**SOURCE DATA**
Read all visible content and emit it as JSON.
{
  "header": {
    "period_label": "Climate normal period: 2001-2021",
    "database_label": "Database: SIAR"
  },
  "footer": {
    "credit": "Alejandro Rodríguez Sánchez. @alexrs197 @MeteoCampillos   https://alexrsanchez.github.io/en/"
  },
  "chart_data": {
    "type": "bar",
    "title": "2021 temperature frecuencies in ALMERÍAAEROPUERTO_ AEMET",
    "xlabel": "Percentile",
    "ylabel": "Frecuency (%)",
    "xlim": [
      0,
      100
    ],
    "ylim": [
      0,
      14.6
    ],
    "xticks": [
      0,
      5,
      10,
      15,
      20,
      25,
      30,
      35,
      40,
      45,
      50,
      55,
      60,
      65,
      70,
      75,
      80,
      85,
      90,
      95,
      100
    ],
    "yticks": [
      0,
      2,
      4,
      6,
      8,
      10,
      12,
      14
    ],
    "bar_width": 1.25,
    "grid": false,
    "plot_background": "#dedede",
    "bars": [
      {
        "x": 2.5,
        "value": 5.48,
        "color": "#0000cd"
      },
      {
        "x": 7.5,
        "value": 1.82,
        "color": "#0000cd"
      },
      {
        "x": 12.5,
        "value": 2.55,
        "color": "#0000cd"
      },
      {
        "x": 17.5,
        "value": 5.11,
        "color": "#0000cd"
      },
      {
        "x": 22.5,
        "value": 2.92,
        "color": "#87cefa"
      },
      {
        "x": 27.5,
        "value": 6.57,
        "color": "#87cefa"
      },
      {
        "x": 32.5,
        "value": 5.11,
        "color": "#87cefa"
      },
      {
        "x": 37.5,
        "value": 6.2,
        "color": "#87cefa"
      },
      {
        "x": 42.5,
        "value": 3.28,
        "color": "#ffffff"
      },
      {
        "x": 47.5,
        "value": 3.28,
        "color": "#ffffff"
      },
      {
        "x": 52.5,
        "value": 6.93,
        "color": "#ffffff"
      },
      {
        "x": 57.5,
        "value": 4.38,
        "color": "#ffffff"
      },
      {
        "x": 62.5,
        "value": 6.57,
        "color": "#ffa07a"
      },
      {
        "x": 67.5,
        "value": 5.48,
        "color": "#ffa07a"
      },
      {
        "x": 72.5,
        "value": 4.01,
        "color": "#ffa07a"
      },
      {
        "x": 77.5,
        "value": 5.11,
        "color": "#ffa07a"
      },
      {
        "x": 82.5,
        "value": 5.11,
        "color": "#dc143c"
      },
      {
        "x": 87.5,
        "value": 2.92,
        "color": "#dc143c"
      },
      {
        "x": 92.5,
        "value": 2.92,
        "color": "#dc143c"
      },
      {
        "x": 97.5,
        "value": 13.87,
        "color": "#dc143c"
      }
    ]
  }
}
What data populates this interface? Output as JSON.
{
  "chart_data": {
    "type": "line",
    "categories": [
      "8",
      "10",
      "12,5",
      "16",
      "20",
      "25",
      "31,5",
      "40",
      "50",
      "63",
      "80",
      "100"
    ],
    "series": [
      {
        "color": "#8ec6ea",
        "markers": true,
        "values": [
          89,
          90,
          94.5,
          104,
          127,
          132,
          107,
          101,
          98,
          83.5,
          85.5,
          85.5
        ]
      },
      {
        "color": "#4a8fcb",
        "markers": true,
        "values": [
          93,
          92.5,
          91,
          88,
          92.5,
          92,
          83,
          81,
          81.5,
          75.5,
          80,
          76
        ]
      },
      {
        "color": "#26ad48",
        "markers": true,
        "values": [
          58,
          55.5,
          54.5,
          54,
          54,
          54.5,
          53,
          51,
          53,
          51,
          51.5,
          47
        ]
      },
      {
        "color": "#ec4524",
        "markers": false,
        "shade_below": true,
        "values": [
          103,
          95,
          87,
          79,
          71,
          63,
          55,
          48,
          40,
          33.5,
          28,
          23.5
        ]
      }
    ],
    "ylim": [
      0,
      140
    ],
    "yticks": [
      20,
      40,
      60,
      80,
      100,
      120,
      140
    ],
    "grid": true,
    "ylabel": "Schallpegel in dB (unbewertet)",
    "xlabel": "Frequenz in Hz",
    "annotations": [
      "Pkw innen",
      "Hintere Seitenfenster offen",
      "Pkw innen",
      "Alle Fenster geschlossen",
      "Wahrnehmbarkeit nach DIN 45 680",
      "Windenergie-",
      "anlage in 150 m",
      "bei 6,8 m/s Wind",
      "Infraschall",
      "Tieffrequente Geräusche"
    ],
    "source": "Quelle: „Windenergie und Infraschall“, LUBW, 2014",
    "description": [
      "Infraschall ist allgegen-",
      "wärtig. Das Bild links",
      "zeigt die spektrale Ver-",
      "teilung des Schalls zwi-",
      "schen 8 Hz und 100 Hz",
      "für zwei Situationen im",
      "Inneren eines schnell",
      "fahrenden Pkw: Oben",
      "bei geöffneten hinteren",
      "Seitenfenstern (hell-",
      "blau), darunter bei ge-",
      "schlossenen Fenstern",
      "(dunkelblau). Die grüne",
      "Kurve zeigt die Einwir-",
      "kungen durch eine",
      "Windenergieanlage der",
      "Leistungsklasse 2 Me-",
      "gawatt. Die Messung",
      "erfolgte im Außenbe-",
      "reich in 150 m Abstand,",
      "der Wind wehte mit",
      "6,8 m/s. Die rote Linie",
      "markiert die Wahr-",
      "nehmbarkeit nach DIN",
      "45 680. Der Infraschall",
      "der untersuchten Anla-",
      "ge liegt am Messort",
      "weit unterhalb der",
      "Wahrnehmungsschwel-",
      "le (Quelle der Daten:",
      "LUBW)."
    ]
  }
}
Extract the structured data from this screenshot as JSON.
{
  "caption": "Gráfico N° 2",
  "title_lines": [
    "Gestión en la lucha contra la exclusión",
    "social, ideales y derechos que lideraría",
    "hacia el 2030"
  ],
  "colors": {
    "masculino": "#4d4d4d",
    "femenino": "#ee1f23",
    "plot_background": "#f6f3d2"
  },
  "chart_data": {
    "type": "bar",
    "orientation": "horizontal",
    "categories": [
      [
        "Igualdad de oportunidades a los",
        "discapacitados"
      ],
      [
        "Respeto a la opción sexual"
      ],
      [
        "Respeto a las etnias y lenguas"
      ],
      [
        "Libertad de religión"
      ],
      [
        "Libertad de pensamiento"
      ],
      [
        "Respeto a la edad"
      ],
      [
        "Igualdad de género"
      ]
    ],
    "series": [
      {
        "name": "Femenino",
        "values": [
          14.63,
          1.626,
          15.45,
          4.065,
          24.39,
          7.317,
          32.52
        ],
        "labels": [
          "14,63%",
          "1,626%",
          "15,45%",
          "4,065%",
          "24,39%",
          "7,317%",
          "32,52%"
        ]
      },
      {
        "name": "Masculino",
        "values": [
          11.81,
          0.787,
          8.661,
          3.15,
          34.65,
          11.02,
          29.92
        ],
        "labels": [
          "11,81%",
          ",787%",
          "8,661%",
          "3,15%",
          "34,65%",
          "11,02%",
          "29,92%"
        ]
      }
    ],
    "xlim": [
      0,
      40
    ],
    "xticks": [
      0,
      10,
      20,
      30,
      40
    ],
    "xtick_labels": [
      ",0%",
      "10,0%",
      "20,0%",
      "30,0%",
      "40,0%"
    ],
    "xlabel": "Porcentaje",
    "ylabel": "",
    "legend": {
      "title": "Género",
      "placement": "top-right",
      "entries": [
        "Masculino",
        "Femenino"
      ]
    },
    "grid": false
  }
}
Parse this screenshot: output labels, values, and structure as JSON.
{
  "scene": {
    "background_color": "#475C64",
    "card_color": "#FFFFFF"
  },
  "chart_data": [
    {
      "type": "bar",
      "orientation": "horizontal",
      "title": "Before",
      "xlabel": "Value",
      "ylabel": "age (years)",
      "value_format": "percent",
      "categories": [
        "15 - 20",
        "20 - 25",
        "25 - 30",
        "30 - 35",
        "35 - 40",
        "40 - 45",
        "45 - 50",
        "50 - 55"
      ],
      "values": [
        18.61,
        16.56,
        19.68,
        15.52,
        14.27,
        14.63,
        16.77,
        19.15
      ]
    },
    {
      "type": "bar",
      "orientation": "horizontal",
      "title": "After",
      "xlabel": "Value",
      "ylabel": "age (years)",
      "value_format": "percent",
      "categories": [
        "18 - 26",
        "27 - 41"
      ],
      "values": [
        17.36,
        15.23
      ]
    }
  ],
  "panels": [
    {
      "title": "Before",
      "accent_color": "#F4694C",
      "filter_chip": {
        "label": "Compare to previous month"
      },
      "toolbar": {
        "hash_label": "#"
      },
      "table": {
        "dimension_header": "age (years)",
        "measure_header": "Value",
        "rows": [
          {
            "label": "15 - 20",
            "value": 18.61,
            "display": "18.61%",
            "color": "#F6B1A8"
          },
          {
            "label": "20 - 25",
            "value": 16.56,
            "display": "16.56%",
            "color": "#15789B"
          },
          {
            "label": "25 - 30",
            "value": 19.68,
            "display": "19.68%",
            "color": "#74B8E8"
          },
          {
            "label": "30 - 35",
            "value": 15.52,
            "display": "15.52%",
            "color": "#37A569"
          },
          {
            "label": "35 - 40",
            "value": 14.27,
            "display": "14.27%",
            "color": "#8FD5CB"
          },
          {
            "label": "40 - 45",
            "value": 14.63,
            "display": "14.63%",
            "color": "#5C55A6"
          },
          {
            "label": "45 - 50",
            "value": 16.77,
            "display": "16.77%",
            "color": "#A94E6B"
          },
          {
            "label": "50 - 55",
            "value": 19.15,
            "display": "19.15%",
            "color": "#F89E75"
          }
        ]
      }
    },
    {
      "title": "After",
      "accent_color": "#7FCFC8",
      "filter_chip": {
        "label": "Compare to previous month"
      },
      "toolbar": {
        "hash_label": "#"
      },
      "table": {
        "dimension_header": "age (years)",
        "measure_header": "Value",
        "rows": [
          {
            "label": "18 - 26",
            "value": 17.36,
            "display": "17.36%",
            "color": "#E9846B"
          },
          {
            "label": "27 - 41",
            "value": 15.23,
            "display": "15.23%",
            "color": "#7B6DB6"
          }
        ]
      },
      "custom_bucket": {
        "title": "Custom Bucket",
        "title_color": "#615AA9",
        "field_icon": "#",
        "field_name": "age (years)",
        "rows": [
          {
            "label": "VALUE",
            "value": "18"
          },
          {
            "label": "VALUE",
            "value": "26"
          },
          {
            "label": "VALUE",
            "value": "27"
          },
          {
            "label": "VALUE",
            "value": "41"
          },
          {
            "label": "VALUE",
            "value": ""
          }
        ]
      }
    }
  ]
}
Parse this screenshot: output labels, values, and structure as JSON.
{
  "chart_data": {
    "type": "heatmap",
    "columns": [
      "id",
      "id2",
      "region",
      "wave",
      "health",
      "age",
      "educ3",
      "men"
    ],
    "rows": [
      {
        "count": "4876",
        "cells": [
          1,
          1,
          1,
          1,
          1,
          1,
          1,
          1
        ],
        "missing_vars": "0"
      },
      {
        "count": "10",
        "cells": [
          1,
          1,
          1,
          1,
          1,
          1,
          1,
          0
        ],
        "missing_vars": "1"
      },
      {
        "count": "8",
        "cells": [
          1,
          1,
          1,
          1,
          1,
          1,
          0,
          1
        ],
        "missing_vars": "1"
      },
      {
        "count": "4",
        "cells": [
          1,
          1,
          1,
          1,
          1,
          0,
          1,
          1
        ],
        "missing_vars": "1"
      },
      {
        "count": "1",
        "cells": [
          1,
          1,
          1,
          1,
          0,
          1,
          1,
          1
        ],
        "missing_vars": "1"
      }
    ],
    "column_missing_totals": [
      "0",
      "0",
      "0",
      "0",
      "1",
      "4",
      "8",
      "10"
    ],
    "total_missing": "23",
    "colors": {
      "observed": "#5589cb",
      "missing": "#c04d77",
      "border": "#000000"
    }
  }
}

**TASK TO COMPLETE**
Give the count of lines containing "zeigt", with no added text.

**EXERCISE RESULT**
2